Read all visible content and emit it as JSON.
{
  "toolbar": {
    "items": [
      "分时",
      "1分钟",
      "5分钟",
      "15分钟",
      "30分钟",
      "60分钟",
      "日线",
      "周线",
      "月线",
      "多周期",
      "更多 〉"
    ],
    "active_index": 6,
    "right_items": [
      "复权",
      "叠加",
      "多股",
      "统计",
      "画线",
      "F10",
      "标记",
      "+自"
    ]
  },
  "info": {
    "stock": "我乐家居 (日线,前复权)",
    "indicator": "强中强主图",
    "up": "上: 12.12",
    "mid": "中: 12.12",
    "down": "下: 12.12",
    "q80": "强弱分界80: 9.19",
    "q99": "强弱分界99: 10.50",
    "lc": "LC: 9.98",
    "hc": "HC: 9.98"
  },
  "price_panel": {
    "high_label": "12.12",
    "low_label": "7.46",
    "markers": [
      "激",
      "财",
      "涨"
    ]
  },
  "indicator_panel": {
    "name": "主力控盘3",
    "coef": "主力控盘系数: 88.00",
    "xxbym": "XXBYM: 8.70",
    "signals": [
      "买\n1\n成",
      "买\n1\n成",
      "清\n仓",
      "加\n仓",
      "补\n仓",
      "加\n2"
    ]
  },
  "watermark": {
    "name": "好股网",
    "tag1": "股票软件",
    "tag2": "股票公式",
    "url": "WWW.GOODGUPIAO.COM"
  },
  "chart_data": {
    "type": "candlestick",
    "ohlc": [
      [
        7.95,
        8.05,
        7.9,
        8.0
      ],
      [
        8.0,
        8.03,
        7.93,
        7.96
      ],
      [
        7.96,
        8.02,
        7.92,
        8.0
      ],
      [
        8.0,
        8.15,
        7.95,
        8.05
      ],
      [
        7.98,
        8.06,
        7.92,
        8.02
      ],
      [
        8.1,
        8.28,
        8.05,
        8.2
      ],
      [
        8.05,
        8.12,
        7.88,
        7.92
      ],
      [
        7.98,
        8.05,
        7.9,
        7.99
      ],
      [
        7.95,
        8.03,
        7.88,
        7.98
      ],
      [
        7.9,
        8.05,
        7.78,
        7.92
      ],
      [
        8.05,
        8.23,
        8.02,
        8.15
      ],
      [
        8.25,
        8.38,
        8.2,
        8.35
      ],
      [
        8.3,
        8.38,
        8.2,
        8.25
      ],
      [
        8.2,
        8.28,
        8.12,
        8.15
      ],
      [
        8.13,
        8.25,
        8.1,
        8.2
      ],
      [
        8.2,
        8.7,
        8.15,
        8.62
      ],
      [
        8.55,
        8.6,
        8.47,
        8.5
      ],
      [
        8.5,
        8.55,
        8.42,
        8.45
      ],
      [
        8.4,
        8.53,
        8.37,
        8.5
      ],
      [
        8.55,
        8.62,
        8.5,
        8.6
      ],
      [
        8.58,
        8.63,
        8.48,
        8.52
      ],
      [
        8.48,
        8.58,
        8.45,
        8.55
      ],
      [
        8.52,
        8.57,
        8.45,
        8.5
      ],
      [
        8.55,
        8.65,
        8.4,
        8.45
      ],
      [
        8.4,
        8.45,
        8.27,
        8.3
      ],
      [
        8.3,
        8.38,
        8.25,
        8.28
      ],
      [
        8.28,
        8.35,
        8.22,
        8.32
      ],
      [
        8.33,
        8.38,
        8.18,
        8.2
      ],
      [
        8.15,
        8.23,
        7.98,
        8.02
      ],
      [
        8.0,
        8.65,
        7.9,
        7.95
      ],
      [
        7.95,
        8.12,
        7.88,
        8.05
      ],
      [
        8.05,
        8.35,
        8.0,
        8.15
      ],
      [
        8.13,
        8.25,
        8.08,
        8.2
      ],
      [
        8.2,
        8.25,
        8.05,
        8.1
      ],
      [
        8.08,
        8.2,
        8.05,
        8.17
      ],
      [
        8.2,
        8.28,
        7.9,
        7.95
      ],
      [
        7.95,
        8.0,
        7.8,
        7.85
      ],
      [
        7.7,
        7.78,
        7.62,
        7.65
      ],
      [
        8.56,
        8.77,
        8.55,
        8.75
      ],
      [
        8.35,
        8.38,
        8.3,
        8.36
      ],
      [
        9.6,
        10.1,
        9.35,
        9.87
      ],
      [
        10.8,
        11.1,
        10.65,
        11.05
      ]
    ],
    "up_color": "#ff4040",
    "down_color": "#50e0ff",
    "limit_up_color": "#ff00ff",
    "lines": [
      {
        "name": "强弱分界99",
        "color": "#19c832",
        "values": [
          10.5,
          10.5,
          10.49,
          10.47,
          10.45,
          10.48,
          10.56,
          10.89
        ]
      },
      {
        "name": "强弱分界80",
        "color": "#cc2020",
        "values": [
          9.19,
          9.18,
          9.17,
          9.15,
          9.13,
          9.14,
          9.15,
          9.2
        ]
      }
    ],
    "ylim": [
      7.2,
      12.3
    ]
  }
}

-------------------------

§ **Stated goal**
Extract all of the data shown above without alteration.

§ **Result**
Read all visible content and emit it as JSON.
{
  "toolbar": {
    "items": [
      "分时",
      "1分钟",
      "5分钟",
      "15分钟",
      "30分钟",
      "60分钟",
      "日线",
      "周线",
      "月线",
      "多周期",
      "更多 〉"
    ],
    "active_index": 6,
    "right_items": [
      "复权",
      "叠加",
      "多股",
      "统计",
      "画线",
      "F10",
      "标记",
      "+自"
    ]
  },
  "info": {
    "stock": "我乐家居 (日线,前复权)",
    "indicator": "强中强主图",
    "up": "上: 12.12",
    "mid": "中: 12.12",
    "down": "下: 12.12",
    "q80": "强弱分界80: 9.19",
    "q99": "强弱分界99: 10.50",
    "lc": "LC: 9.98",
    "hc": "HC: 9.98"
  },
  "price_panel": {
    "high_label": "12.12",
    "low_label": "7.46",
    "markers": [
      "激",
      "财",
      "涨"
    ]
  },
  "indicator_panel": {
    "name": "主力控盘3",
    "coef": "主力控盘系数: 88.00",
    "xxbym": "XXBYM: 8.70",
    "signals": [
      "买\n1\n成",
      "买\n1\n成",
      "清\n仓",
      "加\n仓",
      "补\n仓",
      "加\n2"
    ]
  },
  "watermark": {
    "name": "好股网",
    "tag1": "股票软件",
    "tag2": "股票公式",
    "url": "WWW.GOODGUPIAO.COM"
  },
  "chart_data": {
    "type": "candlestick",
    "ohlc": [
      [
        7.95,
        8.05,
        7.9,
        8.0
      ],
      [
        8.0,
        8.03,
        7.93,
        7.96
      ],
      [
        7.96,
        8.02,
        7.92,
        8.0
      ],
      [
        8.0,
        8.15,
        7.95,
        8.05
      ],
      [
        7.98,
        8.06,
        7.92,
        8.02
      ],
      [
        8.1,
        8.28,
        8.05,
        8.2
      ],
      [
        8.05,
        8.12,
        7.88,
        7.92
      ],
      [
        7.98,
        8.05,
        7.9,
        7.99
      ],
      [
        7.95,
        8.03,
        7.88,
        7.98
      ],
      [
        7.9,
        8.05,
        7.78,
        7.92
      ],
      [
        8.05,
        8.23,
        8.02,
        8.15
      ],
      [
        8.25,
        8.38,
        8.2,
        8.35
      ],
      [
        8.3,
        8.38,
        8.2,
        8.25
      ],
      [
        8.2,
        8.28,
        8.12,
        8.15
      ],
      [
        8.13,
        8.25,
        8.1,
        8.2
      ],
      [
        8.2,
        8.7,
        8.15,
        8.62
      ],
      [
        8.55,
        8.6,
        8.47,
        8.5
      ],
      [
        8.5,
        8.55,
        8.42,
        8.45
      ],
      [
        8.4,
        8.53,
        8.37,
        8.5
      ],
      [
        8.55,
        8.62,
        8.5,
        8.6
      ],
      [
        8.58,
        8.63,
        8.48,
        8.52
      ],
      [
        8.48,
        8.58,
        8.45,
        8.55
      ],
      [
        8.52,
        8.57,
        8.45,
        8.5
      ],
      [
        8.55,
        8.65,
        8.4,
        8.45
      ],
      [
        8.4,
        8.45,
        8.27,
        8.3
      ],
      [
        8.3,
        8.38,
        8.25,
        8.28
      ],
      [
        8.28,
        8.35,
        8.22,
        8.32
      ],
      [
        8.33,
        8.38,
        8.18,
        8.2
      ],
      [
        8.15,
        8.23,
        7.98,
        8.02
      ],
      [
        8.0,
        8.65,
        7.9,
        7.95
      ],
      [
        7.95,
        8.12,
        7.88,
        8.05
      ],
      [
        8.05,
        8.35,
        8.0,
        8.15
      ],
      [
        8.13,
        8.25,
        8.08,
        8.2
      ],
      [
        8.2,
        8.25,
        8.05,
        8.1
      ],
      [
        8.08,
        8.2,
        8.05,
        8.17
      ],
      [
        8.2,
        8.28,
        7.9,
        7.95
      ],
      [
        7.95,
        8.0,
        7.8,
        7.85
      ],
      [
        7.7,
        7.78,
        7.62,
        7.65
      ],
      [
        8.56,
        8.77,
        8.55,
        8.75
      ],
      [
        8.35,
        8.38,
        8.3,
        8.36
      ],
      [
        9.6,
        10.1,
        9.35,
        9.87
      ],
      [
        10.8,
        11.1,
        10.65,
        11.05
      ]
    ],
    "up_color": "#ff4040",
    "down_color": "#50e0ff",
    "limit_up_color": "#ff00ff",
    "lines": [
      {
        "name": "强弱分界99",
        "color": "#19c832",
        "values": [
          10.5,
          10.5,
          10.49,
          10.47,
          10.45,
          10.48,
          10.56,
          10.89
        ]
      },
      {
        "name": "强弱分界80",
        "color": "#cc2020",
        "values": [
          9.19,
          9.18,
          9.17,
          9.15,
          9.13,
          9.14,
          9.15,
          9.2
        ]
      }
    ],
    "ylim": [
      7.2,
      12.3
    ]
  }
}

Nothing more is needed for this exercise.